Omit every picture, then give all the entries again exactly.
········
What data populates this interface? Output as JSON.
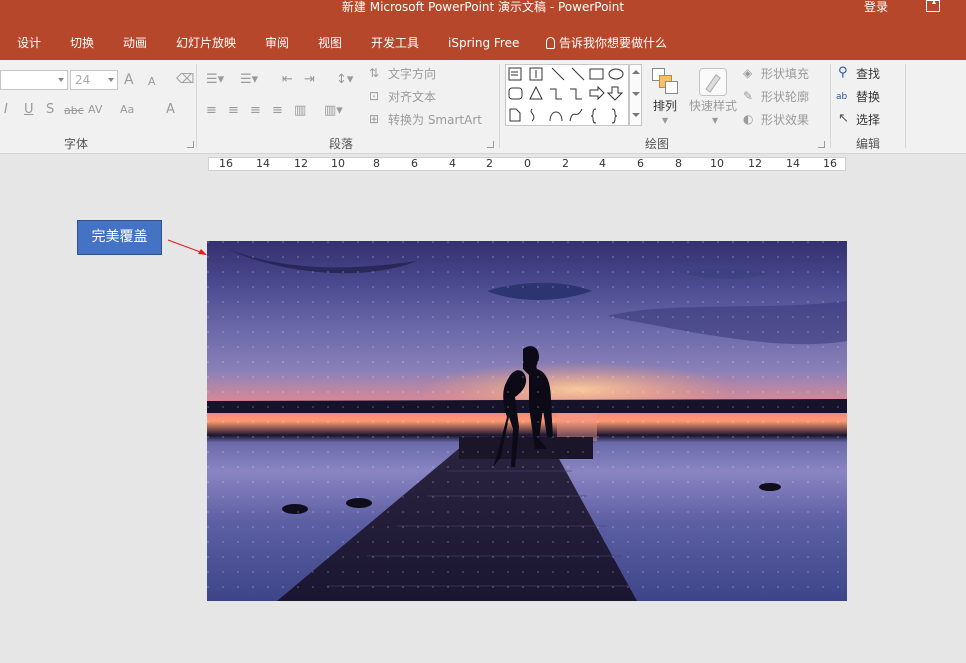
{
  "window": {
    "title": "新建 Microsoft PowerPoint 演示文稿  -  PowerPoint",
    "login": "登录"
  },
  "tabs": [
    "设计",
    "切换",
    "动画",
    "幻灯片放映",
    "审阅",
    "视图",
    "开发工具",
    "iSpring Free"
  ],
  "tell_me": "告诉我你想要做什么",
  "font_group": {
    "label": "字体",
    "font_size": "24",
    "grow_icon": "A",
    "shrink_icon": "A",
    "italic": "I",
    "underline": "U",
    "shadow": "S",
    "strike": "abc",
    "spacing": "AV",
    "case": "Aa",
    "color": "A"
  },
  "paragraph_group": {
    "label": "段落",
    "text_direction": "文字方向",
    "align_text": "对齐文本",
    "smartart": "转换为 SmartArt"
  },
  "drawing_group": {
    "label": "绘图",
    "arrange": "排列",
    "quick_styles": "快速样式",
    "shape_fill": "形状填充",
    "shape_outline": "形状轮廓",
    "shape_effects": "形状效果"
  },
  "editing_group": {
    "label": "编辑",
    "find": "查找",
    "replace": "替换",
    "select": "选择"
  },
  "ruler": [
    "16",
    "14",
    "12",
    "10",
    "8",
    "6",
    "4",
    "2",
    "0",
    "2",
    "4",
    "6",
    "8",
    "10",
    "12",
    "14",
    "16"
  ],
  "annotation": {
    "label": "完美覆盖"
  },
  "colors": {
    "accent": "#b7472a",
    "label_box": "#4472c4",
    "arrow": "#e02020"
  }
}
········
> _The result_
What data populates this interface? Output as JSON.
{
  "window": {
    "title": "新建 Microsoft PowerPoint 演示文稿  -  PowerPoint",
    "login": "登录"
  },
  "tabs": [
    "设计",
    "切换",
    "动画",
    "幻灯片放映",
    "审阅",
    "视图",
    "开发工具",
    "iSpring Free"
  ],
  "tell_me": "告诉我你想要做什么",
  "font_group": {
    "label": "字体",
    "font_size": "24",
    "grow_icon": "A",
    "shrink_icon": "A",
    "italic": "I",
    "underline": "U",
    "shadow": "S",
    "strike": "abc",
    "spacing": "AV",
    "case": "Aa",
    "color": "A"
  },
  "paragraph_group": {
    "label": "段落",
    "text_direction": "文字方向",
    "align_text": "对齐文本",
    "smartart": "转换为 SmartArt"
  },
  "drawing_group": {
    "label": "绘图",
    "arrange": "排列",
    "quick_styles": "快速样式",
    "shape_fill": "形状填充",
    "shape_outline": "形状轮廓",
    "shape_effects": "形状效果"
  },
  "editing_group": {
    "label": "编辑",
    "find": "查找",
    "replace": "替换",
    "select": "选择"
  },
  "ruler": [
    "16",
    "14",
    "12",
    "10",
    "8",
    "6",
    "4",
    "2",
    "0",
    "2",
    "4",
    "6",
    "8",
    "10",
    "12",
    "14",
    "16"
  ],
  "annotation": {
    "label": "完美覆盖"
  },
  "colors": {
    "accent": "#b7472a",
    "label_box": "#4472c4",
    "arrow": "#e02020"
  }
}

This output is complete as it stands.